WORK INSTRUCTIONS: Please rewrite the lines below, substituting "reserved-word-token" for every "keyword-token" and leaving everything else unchanged; omit the pictures.

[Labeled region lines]
'''

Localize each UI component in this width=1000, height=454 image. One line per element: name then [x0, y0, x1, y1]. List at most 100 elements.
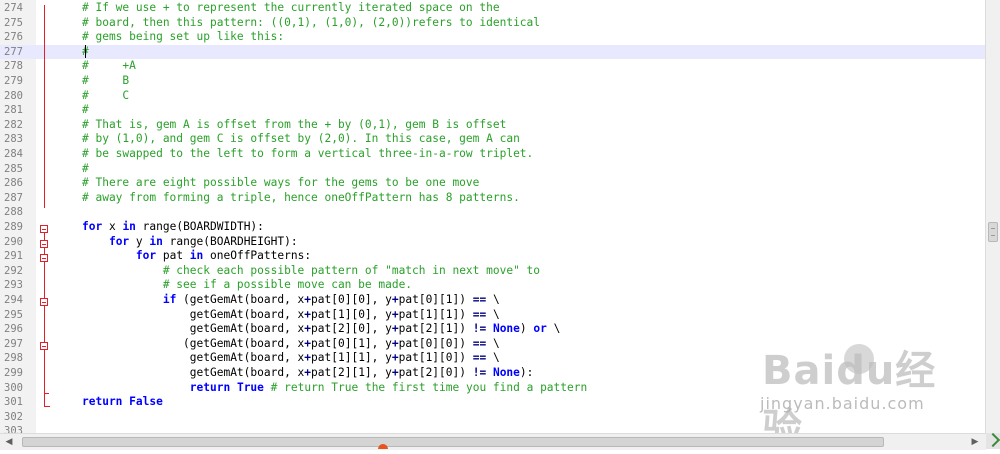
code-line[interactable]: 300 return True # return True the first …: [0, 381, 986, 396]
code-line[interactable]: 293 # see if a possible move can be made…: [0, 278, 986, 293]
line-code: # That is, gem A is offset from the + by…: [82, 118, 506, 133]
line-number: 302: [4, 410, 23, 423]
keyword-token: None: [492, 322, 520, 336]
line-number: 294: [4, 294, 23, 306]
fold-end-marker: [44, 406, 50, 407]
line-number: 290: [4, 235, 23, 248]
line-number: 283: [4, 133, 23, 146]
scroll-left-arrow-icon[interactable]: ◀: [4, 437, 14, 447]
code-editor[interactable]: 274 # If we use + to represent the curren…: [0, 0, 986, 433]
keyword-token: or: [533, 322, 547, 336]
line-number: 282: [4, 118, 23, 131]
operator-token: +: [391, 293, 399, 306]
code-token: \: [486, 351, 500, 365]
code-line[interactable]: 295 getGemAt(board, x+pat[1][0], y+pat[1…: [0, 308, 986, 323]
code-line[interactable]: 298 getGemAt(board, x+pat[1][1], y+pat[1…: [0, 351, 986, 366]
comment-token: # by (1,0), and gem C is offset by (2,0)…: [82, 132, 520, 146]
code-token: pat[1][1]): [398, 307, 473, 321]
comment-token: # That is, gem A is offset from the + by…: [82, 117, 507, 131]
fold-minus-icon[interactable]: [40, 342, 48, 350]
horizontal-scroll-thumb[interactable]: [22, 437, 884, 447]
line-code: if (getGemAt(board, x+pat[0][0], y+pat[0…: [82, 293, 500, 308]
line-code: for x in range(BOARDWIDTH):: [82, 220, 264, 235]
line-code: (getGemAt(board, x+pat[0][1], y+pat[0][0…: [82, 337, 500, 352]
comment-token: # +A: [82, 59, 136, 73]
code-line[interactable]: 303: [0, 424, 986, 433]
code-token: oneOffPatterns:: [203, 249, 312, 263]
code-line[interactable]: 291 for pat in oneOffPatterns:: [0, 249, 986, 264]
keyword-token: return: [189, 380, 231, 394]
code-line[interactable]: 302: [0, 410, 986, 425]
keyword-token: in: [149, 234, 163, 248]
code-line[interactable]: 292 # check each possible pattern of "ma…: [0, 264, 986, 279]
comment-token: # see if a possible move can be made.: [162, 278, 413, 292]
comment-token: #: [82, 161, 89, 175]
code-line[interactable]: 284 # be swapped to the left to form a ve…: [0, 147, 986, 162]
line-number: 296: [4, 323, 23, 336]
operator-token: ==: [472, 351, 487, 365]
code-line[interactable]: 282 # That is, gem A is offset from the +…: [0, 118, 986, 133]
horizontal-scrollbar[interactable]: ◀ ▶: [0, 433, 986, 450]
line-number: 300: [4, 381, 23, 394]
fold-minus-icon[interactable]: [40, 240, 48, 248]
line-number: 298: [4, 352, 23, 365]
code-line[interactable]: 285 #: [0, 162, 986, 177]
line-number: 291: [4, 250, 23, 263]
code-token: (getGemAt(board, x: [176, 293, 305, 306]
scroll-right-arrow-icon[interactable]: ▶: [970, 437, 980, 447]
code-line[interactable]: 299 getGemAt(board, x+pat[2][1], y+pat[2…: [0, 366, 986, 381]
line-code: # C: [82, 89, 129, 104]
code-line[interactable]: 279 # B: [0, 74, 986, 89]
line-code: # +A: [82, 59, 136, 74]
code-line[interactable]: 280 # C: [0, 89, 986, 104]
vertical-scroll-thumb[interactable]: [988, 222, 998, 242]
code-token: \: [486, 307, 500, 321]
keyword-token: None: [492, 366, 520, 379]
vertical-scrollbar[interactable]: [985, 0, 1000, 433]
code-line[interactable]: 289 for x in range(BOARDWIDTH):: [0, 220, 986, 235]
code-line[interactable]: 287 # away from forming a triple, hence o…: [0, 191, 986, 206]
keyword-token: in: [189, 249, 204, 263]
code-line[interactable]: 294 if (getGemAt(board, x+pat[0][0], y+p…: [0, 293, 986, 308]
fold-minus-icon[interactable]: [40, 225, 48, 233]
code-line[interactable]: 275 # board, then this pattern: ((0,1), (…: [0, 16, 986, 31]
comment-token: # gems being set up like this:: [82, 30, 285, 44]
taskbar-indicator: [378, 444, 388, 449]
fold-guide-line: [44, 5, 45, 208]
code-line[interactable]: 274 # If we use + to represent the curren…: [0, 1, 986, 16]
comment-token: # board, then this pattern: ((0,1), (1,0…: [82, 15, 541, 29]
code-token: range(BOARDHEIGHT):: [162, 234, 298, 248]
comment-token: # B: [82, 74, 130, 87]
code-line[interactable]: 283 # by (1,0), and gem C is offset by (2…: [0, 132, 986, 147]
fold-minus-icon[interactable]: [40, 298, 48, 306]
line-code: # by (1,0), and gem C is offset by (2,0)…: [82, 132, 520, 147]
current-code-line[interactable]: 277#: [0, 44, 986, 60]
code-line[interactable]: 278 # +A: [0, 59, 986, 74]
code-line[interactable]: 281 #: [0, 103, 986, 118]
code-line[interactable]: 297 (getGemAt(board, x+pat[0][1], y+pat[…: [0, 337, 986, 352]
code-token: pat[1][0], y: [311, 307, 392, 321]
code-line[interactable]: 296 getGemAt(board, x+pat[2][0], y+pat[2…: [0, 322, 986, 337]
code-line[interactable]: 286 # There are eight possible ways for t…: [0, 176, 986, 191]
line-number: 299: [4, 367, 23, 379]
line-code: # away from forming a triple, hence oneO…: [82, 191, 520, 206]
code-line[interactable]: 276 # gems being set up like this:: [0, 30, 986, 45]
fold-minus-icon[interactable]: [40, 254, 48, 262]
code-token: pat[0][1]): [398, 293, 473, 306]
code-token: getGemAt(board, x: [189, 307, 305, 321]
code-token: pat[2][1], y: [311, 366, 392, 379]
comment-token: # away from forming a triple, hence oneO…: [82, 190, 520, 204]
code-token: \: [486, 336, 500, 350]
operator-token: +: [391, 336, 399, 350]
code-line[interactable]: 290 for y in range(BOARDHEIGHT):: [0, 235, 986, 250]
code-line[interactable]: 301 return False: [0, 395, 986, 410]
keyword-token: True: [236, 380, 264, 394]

'''

EXPECTED OUTPUT:
Localize each UI component in this width=1000, height=454 image. One line per element: name then [x0, y0, x1, y1]. List at most 100 elements.
code-line[interactable]: 300 return True # return True the first …: [0, 381, 986, 396]
code-line[interactable]: 293 # see if a possible move can be made…: [0, 278, 986, 293]
line-code: # That is, gem A is offset from the + by…: [82, 118, 506, 133]
line-number: 302: [4, 410, 23, 423]
reserved-word-token: None: [492, 322, 520, 336]
line-number: 294: [4, 294, 23, 306]
fold-end-marker: [44, 406, 50, 407]
line-number: 290: [4, 235, 23, 248]
line-number: 283: [4, 133, 23, 146]
scroll-left-arrow-icon[interactable]: ◀: [4, 437, 14, 447]
code-editor[interactable]: 274 # If we use + to represent the curren…: [0, 0, 986, 433]
reserved-word-token: or: [533, 322, 547, 336]
line-number: 282: [4, 118, 23, 131]
operator-token: +: [391, 293, 399, 306]
code-token: \: [486, 351, 500, 365]
code-line[interactable]: 295 getGemAt(board, x+pat[1][0], y+pat[1…: [0, 308, 986, 323]
code-line[interactable]: 298 getGemAt(board, x+pat[1][1], y+pat[1…: [0, 351, 986, 366]
comment-token: # by (1,0), and gem C is offset by (2,0)…: [82, 132, 520, 146]
code-token: pat[1][1]): [398, 307, 473, 321]
comment-token: # That is, gem A is offset from the + by…: [82, 117, 507, 131]
fold-minus-icon[interactable]: [40, 342, 48, 350]
horizontal-scroll-thumb[interactable]: [22, 437, 884, 447]
line-code: if (getGemAt(board, x+pat[0][0], y+pat[0…: [82, 293, 500, 308]
line-code: for x in range(BOARDWIDTH):: [82, 220, 264, 235]
line-code: (getGemAt(board, x+pat[0][1], y+pat[0][0…: [82, 337, 500, 352]
comment-token: # +A: [82, 59, 136, 73]
code-line[interactable]: 303: [0, 424, 986, 433]
code-token: oneOffPatterns:: [203, 249, 312, 263]
code-line[interactable]: 291 for pat in oneOffPatterns:: [0, 249, 986, 264]
reserved-word-token: return: [189, 380, 231, 394]
code-line[interactable]: 302: [0, 410, 986, 425]
reserved-word-token: in: [149, 234, 163, 248]
code-line[interactable]: 292 # check each possible pattern of "ma…: [0, 264, 986, 279]
comment-token: # see if a possible move can be made.: [162, 278, 413, 292]
comment-token: #: [82, 161, 89, 175]
code-line[interactable]: 284 # be swapped to the left to form a ve…: [0, 147, 986, 162]
line-number: 296: [4, 323, 23, 336]
operator-token: ==: [472, 351, 487, 365]
code-line[interactable]: 282 # That is, gem A is offset from the +…: [0, 118, 986, 133]
horizontal-scrollbar[interactable]: ◀ ▶: [0, 433, 986, 450]
line-number: 300: [4, 381, 23, 394]
fold-minus-icon[interactable]: [40, 240, 48, 248]
line-number: 298: [4, 352, 23, 365]
code-line[interactable]: 285 #: [0, 162, 986, 177]
line-number: 291: [4, 250, 23, 263]
code-token: (getGemAt(board, x: [176, 293, 305, 306]
scroll-right-arrow-icon[interactable]: ▶: [970, 437, 980, 447]
code-line[interactable]: 299 getGemAt(board, x+pat[2][1], y+pat[2…: [0, 366, 986, 381]
line-code: # C: [82, 89, 129, 104]
code-line[interactable]: 279 # B: [0, 74, 986, 89]
line-code: # +A: [82, 59, 136, 74]
code-line[interactable]: 280 # C: [0, 89, 986, 104]
vertical-scroll-thumb[interactable]: [988, 222, 998, 242]
code-token: \: [486, 307, 500, 321]
reserved-word-token: None: [492, 366, 520, 379]
vertical-scrollbar[interactable]: [985, 0, 1000, 433]
code-line[interactable]: 289 for x in range(BOARDWIDTH):: [0, 220, 986, 235]
code-line[interactable]: 287 # away from forming a triple, hence o…: [0, 191, 986, 206]
reserved-word-token: in: [189, 249, 204, 263]
code-line[interactable]: 294 if (getGemAt(board, x+pat[0][0], y+p…: [0, 293, 986, 308]
fold-minus-icon[interactable]: [40, 225, 48, 233]
code-line[interactable]: 275 # board, then this pattern: ((0,1), (…: [0, 16, 986, 31]
comment-token: # gems being set up like this:: [82, 30, 285, 44]
taskbar-indicator: [378, 444, 388, 449]
fold-guide-line: [44, 5, 45, 208]
code-line[interactable]: 274 # If we use + to represent the curren…: [0, 1, 986, 16]
comment-token: # board, then this pattern: ((0,1), (1,0…: [82, 15, 541, 29]
code-token: range(BOARDHEIGHT):: [162, 234, 298, 248]
comment-token: # B: [82, 74, 130, 87]
code-line[interactable]: 283 # by (1,0), and gem C is offset by (2…: [0, 132, 986, 147]
fold-minus-icon[interactable]: [40, 298, 48, 306]
line-code: # by (1,0), and gem C is offset by (2,0)…: [82, 132, 520, 147]
current-code-line[interactable]: 277#: [0, 44, 986, 60]
code-line[interactable]: 278 # +A: [0, 59, 986, 74]
code-line[interactable]: 281 #: [0, 103, 986, 118]
code-line[interactable]: 297 (getGemAt(board, x+pat[0][1], y+pat[…: [0, 337, 986, 352]
code-token: pat[1][0], y: [311, 307, 392, 321]
code-line[interactable]: 296 getGemAt(board, x+pat[2][0], y+pat[2…: [0, 322, 986, 337]
code-line[interactable]: 286 # There are eight possible ways for t…: [0, 176, 986, 191]
line-number: 299: [4, 367, 23, 379]
line-code: # away from forming a triple, hence oneO…: [82, 191, 520, 206]
code-line[interactable]: 276 # gems being set up like this:: [0, 30, 986, 45]
fold-minus-icon[interactable]: [40, 254, 48, 262]
code-token: pat[0][1]): [398, 293, 473, 306]
code-token: getGemAt(board, x: [189, 307, 305, 321]
code-token: pat[2][1], y: [311, 366, 392, 379]
comment-token: # away from forming a triple, hence oneO…: [82, 190, 520, 204]
code-token: \: [486, 336, 500, 350]
operator-token: +: [391, 336, 399, 350]
code-line[interactable]: 290 for y in range(BOARDHEIGHT):: [0, 235, 986, 250]
code-line[interactable]: 301 return False: [0, 395, 986, 410]
reserved-word-token: True: [236, 380, 264, 394]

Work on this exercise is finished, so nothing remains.